Data entries
★ ★ ★ ★ ★

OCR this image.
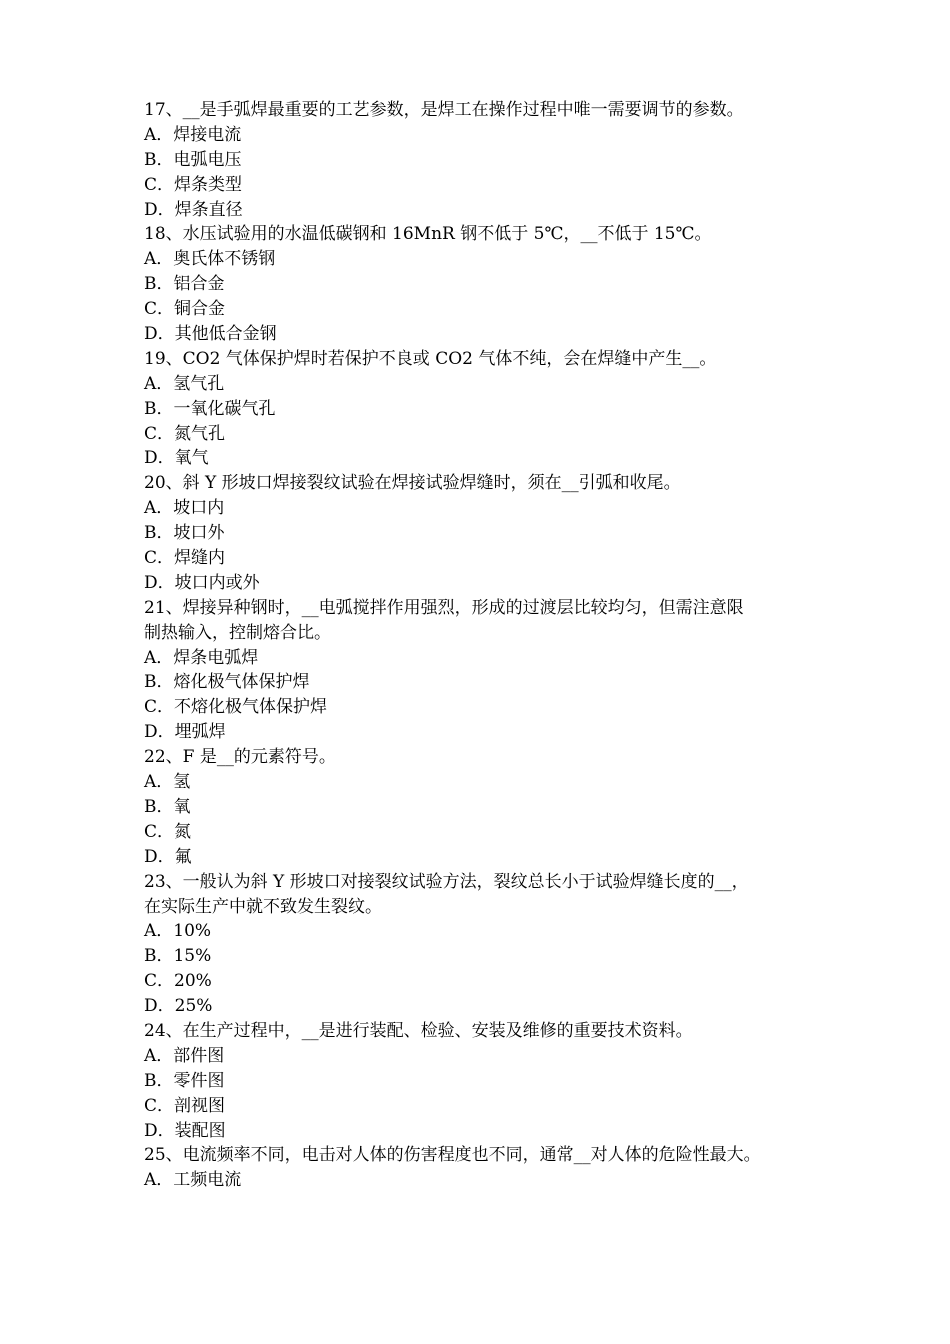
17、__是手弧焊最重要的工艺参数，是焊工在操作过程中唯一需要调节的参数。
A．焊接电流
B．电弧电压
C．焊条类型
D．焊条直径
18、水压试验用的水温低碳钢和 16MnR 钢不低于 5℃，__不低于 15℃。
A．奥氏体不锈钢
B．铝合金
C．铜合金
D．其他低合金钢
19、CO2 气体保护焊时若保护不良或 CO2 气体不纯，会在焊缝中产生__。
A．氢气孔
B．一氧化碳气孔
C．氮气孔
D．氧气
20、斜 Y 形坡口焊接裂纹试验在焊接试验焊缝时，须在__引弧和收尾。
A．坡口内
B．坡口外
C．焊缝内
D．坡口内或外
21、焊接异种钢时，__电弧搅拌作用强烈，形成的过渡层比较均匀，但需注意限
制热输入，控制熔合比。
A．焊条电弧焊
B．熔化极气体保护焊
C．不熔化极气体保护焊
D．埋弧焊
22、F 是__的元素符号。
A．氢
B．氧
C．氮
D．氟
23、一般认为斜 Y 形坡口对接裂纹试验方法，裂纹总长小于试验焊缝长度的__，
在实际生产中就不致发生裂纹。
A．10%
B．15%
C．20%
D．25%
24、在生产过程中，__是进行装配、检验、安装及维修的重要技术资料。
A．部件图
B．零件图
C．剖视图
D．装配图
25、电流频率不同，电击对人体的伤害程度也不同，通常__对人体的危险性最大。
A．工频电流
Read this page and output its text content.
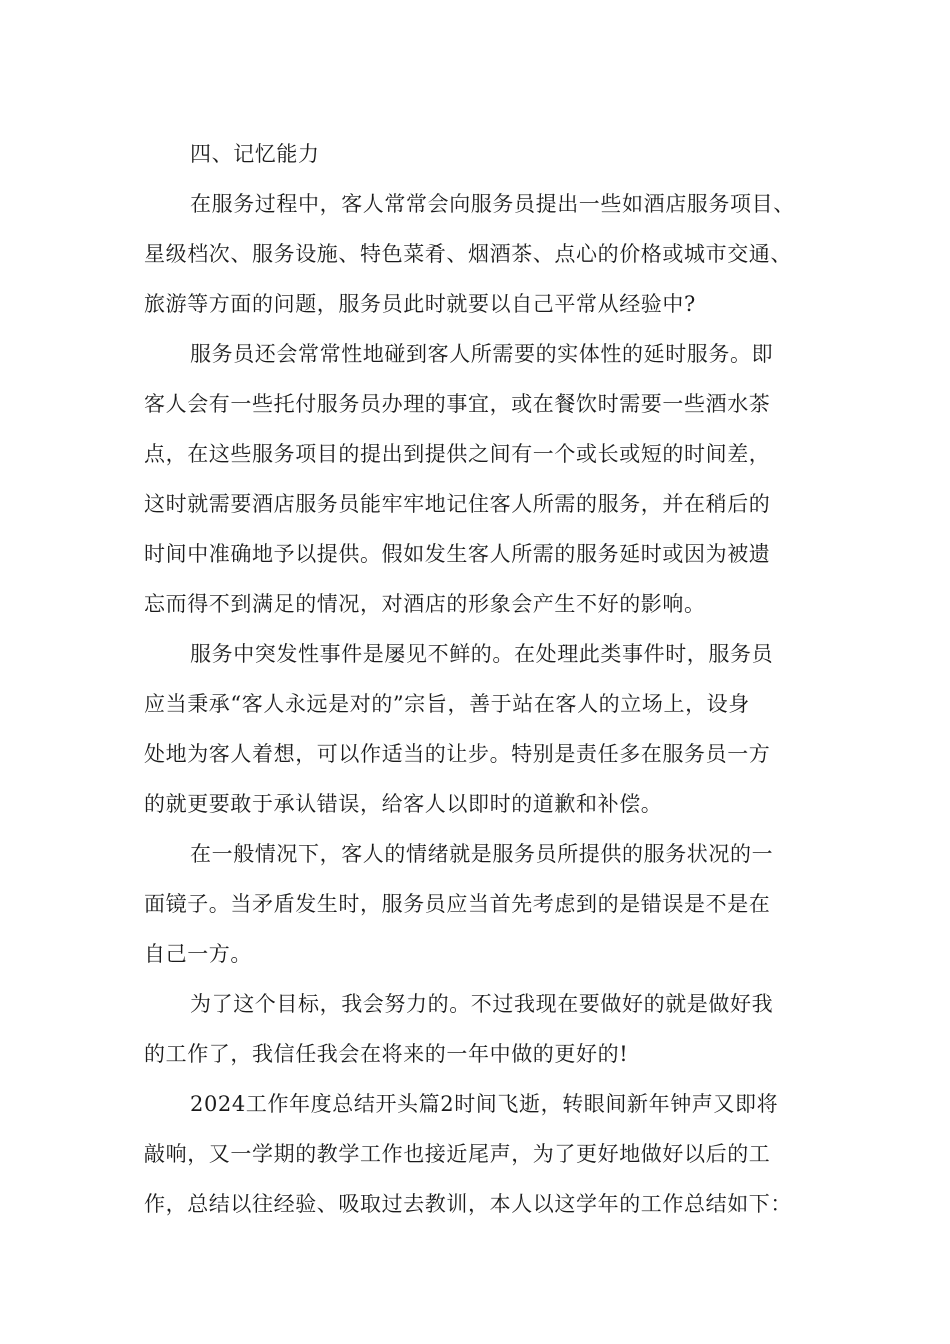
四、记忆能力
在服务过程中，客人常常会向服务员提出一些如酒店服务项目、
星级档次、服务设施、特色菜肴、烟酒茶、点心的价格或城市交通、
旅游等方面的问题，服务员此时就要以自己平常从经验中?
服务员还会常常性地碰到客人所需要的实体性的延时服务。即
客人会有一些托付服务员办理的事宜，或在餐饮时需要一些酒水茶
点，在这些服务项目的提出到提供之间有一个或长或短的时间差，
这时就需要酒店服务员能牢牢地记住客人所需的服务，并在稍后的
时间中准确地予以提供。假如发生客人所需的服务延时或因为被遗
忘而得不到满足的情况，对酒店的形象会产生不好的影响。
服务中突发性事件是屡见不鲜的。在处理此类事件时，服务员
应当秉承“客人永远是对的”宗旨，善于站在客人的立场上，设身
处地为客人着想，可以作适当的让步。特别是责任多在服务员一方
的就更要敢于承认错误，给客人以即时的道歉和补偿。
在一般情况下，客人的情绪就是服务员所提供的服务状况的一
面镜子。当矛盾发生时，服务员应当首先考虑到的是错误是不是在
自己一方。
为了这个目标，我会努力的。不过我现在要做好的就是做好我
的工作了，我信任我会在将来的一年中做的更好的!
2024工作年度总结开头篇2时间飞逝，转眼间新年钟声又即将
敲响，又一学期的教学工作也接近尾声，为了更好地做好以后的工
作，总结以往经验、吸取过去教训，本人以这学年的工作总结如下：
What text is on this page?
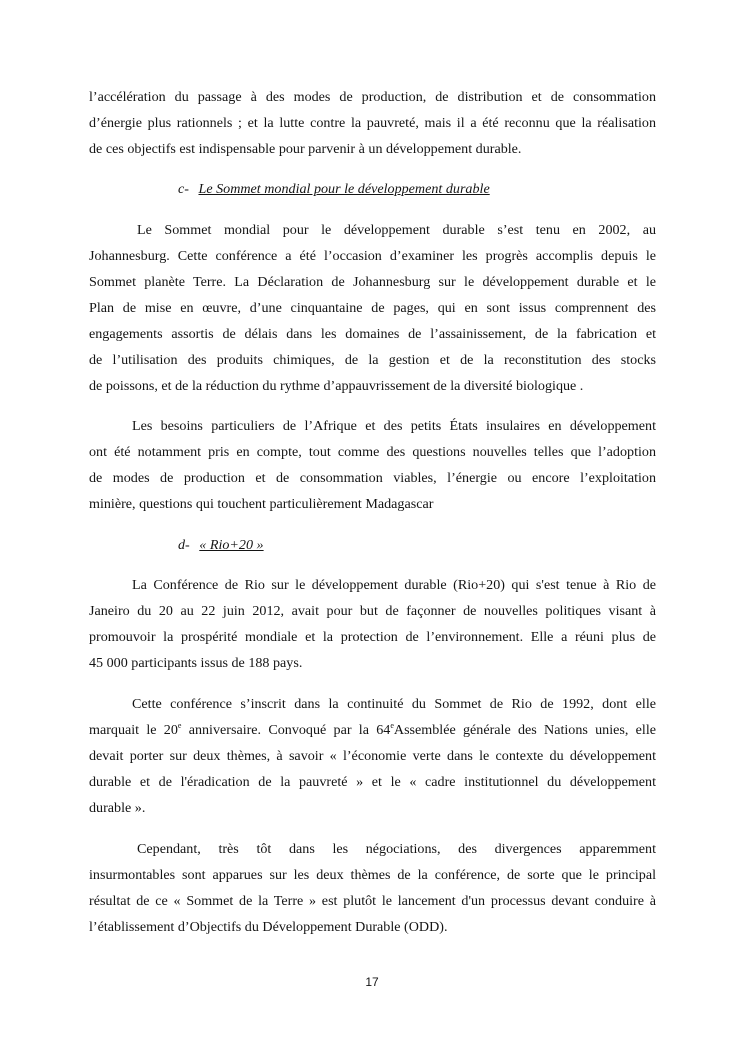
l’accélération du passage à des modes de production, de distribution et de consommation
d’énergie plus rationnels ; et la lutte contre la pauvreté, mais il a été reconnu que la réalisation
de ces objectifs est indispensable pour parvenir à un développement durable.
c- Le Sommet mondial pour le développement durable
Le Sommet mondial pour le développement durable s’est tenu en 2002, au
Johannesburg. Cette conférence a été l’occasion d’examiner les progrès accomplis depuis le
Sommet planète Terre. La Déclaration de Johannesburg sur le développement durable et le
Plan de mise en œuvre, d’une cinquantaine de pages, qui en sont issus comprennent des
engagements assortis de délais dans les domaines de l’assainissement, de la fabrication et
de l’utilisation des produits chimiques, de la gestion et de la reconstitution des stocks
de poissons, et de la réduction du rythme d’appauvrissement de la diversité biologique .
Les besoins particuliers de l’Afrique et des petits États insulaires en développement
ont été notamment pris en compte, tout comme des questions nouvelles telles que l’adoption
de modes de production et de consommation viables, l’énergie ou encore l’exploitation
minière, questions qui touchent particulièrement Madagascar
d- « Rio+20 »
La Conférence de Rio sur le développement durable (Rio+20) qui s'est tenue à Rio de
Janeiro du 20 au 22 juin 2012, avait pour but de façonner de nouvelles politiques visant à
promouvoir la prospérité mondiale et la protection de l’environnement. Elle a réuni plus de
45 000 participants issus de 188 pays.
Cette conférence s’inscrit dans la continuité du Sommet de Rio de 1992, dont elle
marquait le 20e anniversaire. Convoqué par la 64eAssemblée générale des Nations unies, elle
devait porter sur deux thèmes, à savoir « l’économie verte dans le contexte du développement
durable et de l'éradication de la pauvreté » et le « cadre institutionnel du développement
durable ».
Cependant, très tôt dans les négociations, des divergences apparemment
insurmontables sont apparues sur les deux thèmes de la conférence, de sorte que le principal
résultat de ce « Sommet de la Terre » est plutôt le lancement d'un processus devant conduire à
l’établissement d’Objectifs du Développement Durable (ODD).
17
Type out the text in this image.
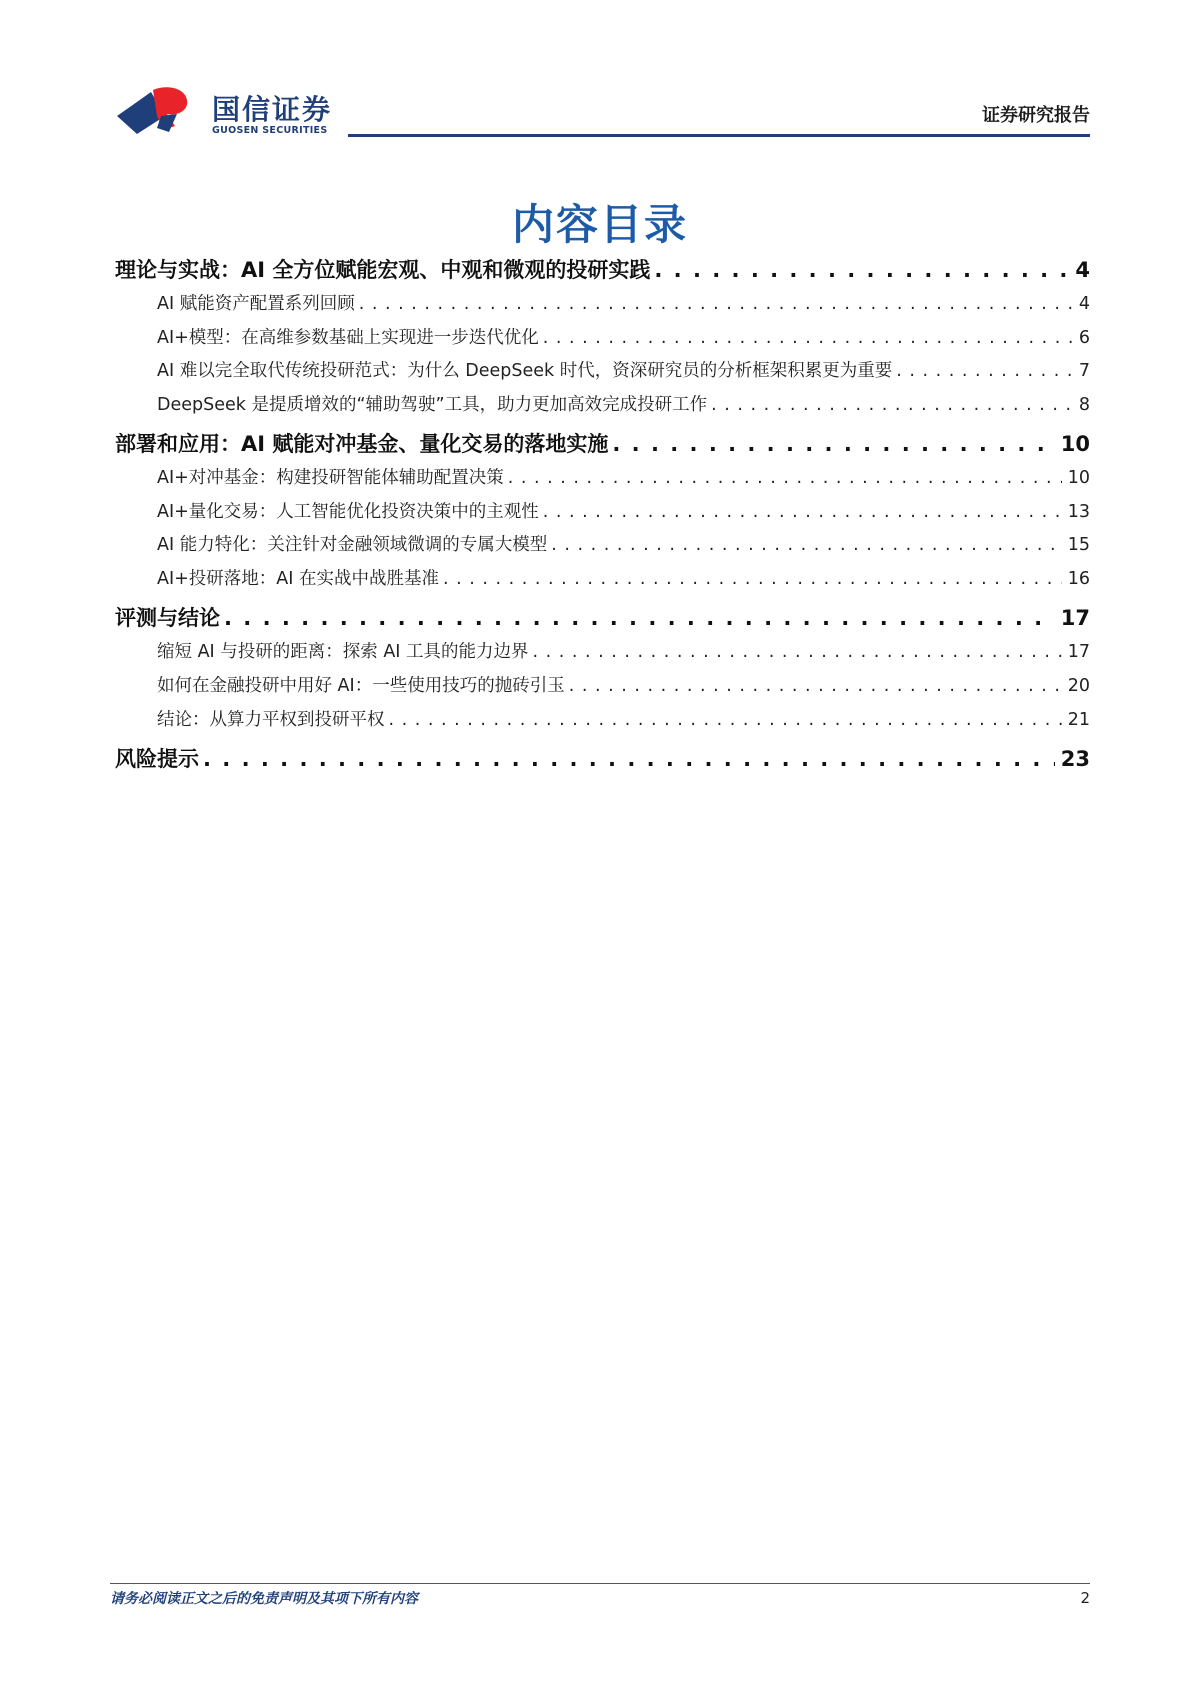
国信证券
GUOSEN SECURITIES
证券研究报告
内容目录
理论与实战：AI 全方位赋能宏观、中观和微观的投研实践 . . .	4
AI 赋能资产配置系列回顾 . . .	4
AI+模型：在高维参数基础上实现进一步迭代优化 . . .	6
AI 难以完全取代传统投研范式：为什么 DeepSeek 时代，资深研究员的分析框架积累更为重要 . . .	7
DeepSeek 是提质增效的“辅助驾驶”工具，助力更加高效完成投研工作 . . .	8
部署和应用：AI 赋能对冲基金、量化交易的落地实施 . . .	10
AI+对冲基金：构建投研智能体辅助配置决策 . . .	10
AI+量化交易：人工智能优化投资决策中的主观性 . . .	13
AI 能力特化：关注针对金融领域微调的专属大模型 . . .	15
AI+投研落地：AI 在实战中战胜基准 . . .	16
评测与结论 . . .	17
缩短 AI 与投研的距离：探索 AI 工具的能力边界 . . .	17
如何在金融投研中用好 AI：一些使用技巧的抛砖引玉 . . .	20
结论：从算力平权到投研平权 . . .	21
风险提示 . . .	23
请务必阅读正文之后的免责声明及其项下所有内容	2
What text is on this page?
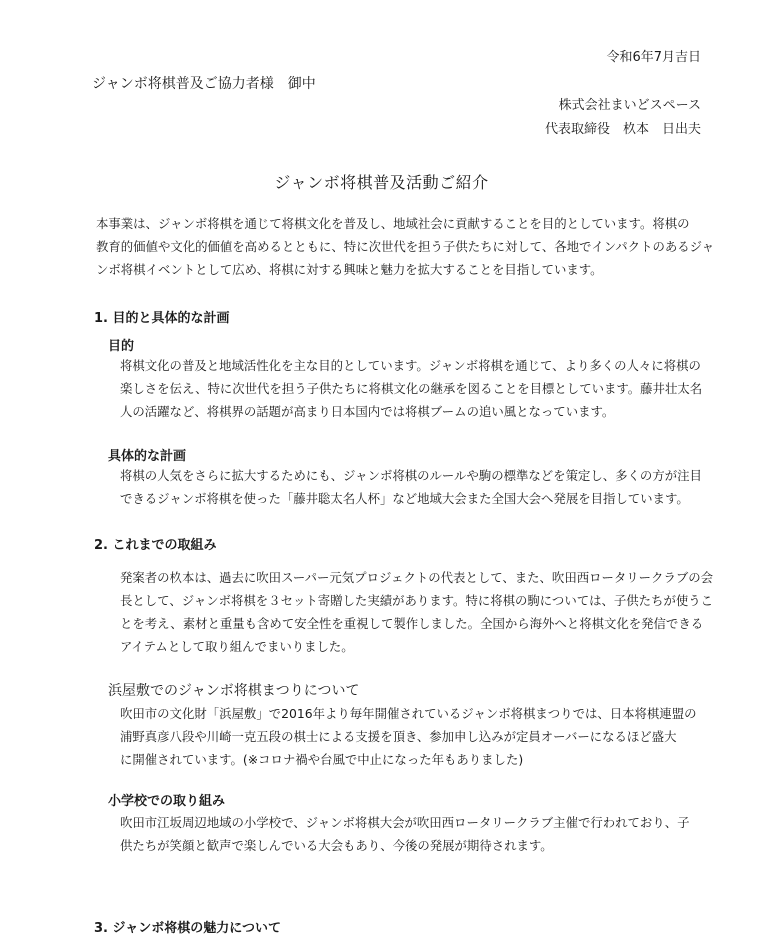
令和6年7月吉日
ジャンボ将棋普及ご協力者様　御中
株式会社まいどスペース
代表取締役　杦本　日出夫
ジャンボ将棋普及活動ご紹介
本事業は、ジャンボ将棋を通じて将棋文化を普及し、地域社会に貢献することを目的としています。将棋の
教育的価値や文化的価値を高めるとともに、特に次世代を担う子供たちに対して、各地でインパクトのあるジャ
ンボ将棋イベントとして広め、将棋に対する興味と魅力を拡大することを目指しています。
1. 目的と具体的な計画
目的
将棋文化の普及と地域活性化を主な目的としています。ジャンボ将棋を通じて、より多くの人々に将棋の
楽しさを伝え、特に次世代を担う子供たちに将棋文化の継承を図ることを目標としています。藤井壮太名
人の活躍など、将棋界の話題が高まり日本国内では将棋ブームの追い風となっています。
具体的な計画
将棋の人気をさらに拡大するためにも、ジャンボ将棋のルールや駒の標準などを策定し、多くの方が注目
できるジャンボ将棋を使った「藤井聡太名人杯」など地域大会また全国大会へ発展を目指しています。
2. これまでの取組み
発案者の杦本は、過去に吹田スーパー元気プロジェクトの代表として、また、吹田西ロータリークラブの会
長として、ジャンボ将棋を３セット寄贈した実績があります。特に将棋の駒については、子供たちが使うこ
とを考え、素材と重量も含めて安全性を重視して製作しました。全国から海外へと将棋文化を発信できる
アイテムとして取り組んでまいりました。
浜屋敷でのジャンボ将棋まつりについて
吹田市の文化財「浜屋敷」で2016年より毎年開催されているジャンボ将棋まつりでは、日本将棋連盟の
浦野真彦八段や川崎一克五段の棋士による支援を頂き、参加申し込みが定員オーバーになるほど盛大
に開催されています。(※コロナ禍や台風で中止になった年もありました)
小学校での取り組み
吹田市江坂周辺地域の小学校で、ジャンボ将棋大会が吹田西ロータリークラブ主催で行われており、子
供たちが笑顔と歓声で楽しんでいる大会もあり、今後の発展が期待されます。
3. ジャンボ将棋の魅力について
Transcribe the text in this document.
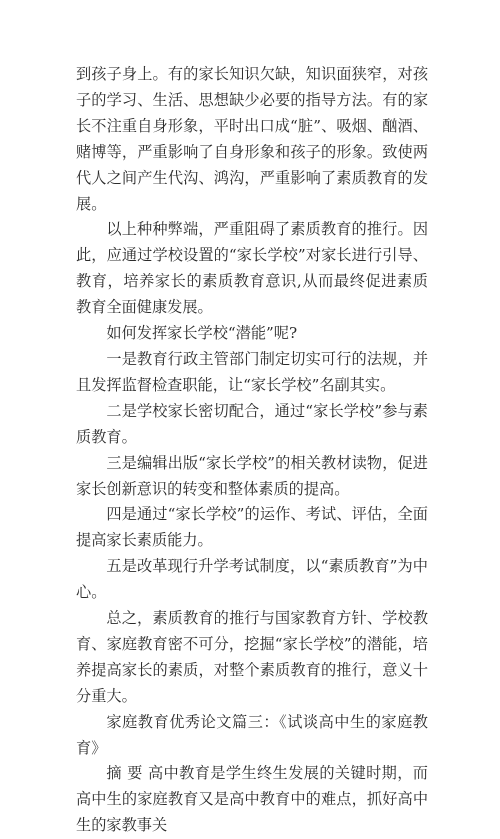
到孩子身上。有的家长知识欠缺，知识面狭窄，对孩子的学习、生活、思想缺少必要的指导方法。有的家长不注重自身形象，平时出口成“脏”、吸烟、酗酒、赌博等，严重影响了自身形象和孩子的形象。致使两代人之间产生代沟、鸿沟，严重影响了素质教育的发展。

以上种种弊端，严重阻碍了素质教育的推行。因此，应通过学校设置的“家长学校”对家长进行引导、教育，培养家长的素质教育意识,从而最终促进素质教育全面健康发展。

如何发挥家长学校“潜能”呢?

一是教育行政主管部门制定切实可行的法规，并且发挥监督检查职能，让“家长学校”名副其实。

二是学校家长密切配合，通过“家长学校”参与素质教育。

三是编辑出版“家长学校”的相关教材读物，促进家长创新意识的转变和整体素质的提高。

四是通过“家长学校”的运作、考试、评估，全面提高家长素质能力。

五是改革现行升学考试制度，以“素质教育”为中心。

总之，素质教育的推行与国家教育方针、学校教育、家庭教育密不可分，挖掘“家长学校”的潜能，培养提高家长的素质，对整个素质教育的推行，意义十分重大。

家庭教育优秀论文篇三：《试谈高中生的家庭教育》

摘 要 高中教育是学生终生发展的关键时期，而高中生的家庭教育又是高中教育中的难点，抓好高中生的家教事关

★ ★ ★ ★ ★

Your goal
Identify each line holding the string "nouvelles", and copy it out.

Written reply
ont été notamment pris en compte, tout comme des questions nouvelles telles que l’adoption
Janeiro du 20 au 22 juin 2012, avait pour but de façonner de nouvelles politiques visant à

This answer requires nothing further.